Copy word for word the data from the line with "link-icon [342,78,360,86]" up to and including the line with "italic-button[interactable]: I [68,69,94,95]".

start RECORDS SUPPLIED

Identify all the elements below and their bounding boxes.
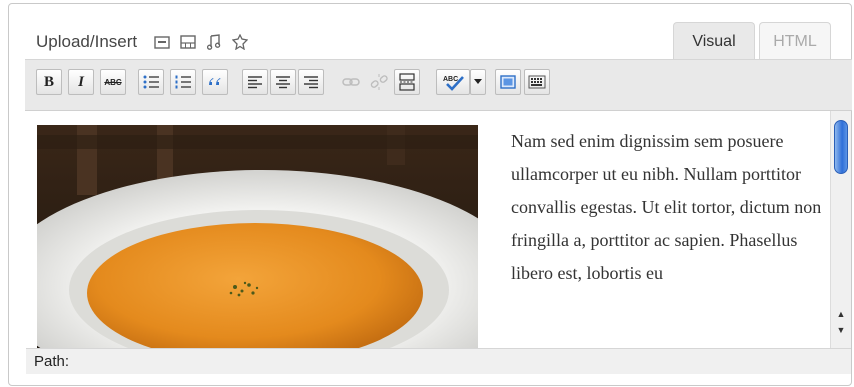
link-icon [342,78,360,86]
align-left-icon [248,76,262,89]
kitchen-sink-button[interactable] [524,69,550,95]
numbered-list-icon [175,75,191,89]
blockquote-button[interactable] [202,69,228,95]
italic-icon: I [78,73,84,90]
bold-button[interactable]: B [36,69,62,95]
numbered-list-button[interactable] [170,69,196,95]
more-tag-button[interactable] [394,69,420,95]
scroll-up-arrow-icon[interactable]: ▲ [834,307,848,320]
more-tag-icon [399,73,415,91]
editor-paragraph[interactable]: Nam sed enim dignissim sem posuere ullam… [511,125,826,290]
fullscreen-button[interactable] [495,69,521,95]
scrollbar-thumb[interactable] [834,120,848,174]
spellcheck-icon: ABC [443,76,464,91]
link-button[interactable] [338,69,364,95]
bullet-list-button[interactable] [138,69,164,95]
align-right-icon [304,76,318,89]
editor-scrollbar[interactable]: ▲ ▼ [830,111,851,348]
bold-icon: B [43,73,54,90]
chevron-down-icon [474,79,482,84]
unlink-button[interactable] [366,69,392,95]
svg-text:ABC: ABC [443,76,458,83]
fullscreen-icon [500,75,516,89]
video-icon[interactable] [177,32,199,52]
kitchen-sink-icon [528,75,546,89]
tab-html[interactable]: HTML [759,22,831,60]
scroll-down-arrow-icon[interactable]: ▼ [834,323,848,336]
upload-insert-label: Upload/Insert [36,32,138,51]
unlink-icon [370,74,388,90]
strikethrough-button[interactable]: ABC [100,69,126,95]
spellcheck-dropdown-button[interactable] [470,69,486,95]
strikethrough-icon: ABC [104,77,122,87]
path-status-bar: Path: [26,348,851,374]
bullet-list-icon [143,75,159,89]
blockquote-icon [209,78,221,85]
path-label: Path: [34,353,70,370]
upload-insert-bar: Upload/Insert [36,30,255,54]
soup-bowl-image [37,125,478,348]
italic-button[interactable]: I [68,69,94,95]
align-center-icon [276,76,290,89]
align-center-button[interactable] [270,69,296,95]
image-icon[interactable] [151,32,173,52]
align-right-button[interactable] [298,69,324,95]
align-left-button[interactable] [242,69,268,95]
audio-icon[interactable] [203,32,225,52]
spellcheck-button[interactable]: ABC [436,69,470,95]
editor-content-area[interactable]: Nam sed enim dignissim sem posuere ullam… [26,111,851,348]
tab-visual[interactable]: Visual [673,22,755,60]
media-icon[interactable] [229,32,251,52]
editor-toolbar: B I ABC ABC [25,59,852,111]
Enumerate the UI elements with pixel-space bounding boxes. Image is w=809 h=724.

end RECORDS SUPPLIED

• _SOLUTION TO THIS PROBLEM_
link-icon [342,78,360,86]
align-left-icon [248,76,262,89]
kitchen-sink-button[interactable] [524,69,550,95]
numbered-list-icon [175,75,191,89]
blockquote-button[interactable] [202,69,228,95]
italic-icon: I [78,73,84,90]
bold-button[interactable]: B [36,69,62,95]
numbered-list-button[interactable] [170,69,196,95]
more-tag-button[interactable] [394,69,420,95]
scroll-up-arrow-icon[interactable]: ▲ [834,307,848,320]
more-tag-icon [399,73,415,91]
editor-paragraph[interactable]: Nam sed enim dignissim sem posuere ullam… [511,125,826,290]
fullscreen-button[interactable] [495,69,521,95]
scrollbar-thumb[interactable] [834,120,848,174]
spellcheck-icon: ABC [443,76,464,91]
link-button[interactable] [338,69,364,95]
bullet-list-button[interactable] [138,69,164,95]
align-right-icon [304,76,318,89]
editor-scrollbar[interactable]: ▲ ▼ [830,111,851,348]
bold-icon: B [43,73,54,90]
chevron-down-icon [474,79,482,84]
unlink-button[interactable] [366,69,392,95]
svg-text:ABC: ABC [443,76,458,83]
fullscreen-icon [500,75,516,89]
video-icon[interactable] [177,32,199,52]
kitchen-sink-icon [528,75,546,89]
tab-html[interactable]: HTML [759,22,831,60]
scroll-down-arrow-icon[interactable]: ▼ [834,323,848,336]
upload-insert-label: Upload/Insert [36,32,138,51]
unlink-icon [370,74,388,90]
strikethrough-button[interactable]: ABC [100,69,126,95]
spellcheck-dropdown-button[interactable] [470,69,486,95]
strikethrough-icon: ABC [104,77,122,87]
path-status-bar: Path: [26,348,851,374]
bullet-list-icon [143,75,159,89]
blockquote-icon [209,78,221,85]
path-label: Path: [34,353,70,370]
upload-insert-bar: Upload/Insert [36,30,255,54]
soup-bowl-image [37,125,478,348]
italic-button[interactable]: I [68,69,94,95]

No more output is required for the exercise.